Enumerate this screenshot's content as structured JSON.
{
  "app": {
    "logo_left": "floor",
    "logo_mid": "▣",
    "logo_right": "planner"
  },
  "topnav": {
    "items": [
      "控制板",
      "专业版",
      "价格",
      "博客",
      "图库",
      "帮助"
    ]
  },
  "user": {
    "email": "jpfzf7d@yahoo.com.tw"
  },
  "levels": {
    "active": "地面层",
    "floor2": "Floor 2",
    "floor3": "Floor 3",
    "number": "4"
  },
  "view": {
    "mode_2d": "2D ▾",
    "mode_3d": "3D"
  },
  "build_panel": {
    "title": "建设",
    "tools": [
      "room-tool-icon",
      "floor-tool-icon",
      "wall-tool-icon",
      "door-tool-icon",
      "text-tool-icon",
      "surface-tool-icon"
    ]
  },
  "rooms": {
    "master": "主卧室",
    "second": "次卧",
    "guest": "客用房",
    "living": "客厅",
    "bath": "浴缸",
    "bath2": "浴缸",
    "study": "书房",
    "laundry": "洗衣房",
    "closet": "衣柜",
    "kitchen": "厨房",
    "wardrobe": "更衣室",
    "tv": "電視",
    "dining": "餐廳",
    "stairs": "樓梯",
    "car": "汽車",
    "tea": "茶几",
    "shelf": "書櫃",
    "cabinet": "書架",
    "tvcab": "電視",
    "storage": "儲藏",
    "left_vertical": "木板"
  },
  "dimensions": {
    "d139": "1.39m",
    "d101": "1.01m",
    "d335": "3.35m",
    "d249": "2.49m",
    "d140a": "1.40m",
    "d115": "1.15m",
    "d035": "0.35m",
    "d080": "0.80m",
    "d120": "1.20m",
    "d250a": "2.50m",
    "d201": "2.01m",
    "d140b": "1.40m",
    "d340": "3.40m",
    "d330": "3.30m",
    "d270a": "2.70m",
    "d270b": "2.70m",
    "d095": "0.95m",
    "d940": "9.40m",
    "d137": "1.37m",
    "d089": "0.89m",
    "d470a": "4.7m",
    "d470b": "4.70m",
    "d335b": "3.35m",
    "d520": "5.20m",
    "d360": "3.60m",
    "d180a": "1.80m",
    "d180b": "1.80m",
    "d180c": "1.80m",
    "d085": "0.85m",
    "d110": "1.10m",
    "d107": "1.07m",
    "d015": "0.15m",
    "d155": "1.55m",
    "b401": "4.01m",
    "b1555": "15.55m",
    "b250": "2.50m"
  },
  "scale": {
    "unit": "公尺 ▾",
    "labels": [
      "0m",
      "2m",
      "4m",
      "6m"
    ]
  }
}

* * *

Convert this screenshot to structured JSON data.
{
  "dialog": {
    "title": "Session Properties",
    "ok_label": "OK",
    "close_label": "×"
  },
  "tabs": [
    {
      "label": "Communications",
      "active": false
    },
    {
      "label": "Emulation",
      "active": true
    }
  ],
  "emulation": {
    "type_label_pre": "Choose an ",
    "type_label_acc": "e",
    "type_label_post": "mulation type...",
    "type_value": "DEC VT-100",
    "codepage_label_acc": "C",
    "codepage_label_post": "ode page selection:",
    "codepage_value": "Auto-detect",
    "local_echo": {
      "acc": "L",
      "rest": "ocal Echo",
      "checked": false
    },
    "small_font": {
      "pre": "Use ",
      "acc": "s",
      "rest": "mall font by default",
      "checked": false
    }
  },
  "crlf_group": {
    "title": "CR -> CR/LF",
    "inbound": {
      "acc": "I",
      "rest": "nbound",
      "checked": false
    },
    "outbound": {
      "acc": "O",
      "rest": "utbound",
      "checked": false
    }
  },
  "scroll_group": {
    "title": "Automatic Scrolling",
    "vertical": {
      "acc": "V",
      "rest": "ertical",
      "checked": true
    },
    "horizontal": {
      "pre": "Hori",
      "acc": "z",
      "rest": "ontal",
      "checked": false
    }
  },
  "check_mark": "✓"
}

--- Set exercise ---
Find each line holding the word "this" and copy it.

--- Correct response ---
Enumerate this screenshot's content as structured JSON.
Convert this screenshot to structured JSON data.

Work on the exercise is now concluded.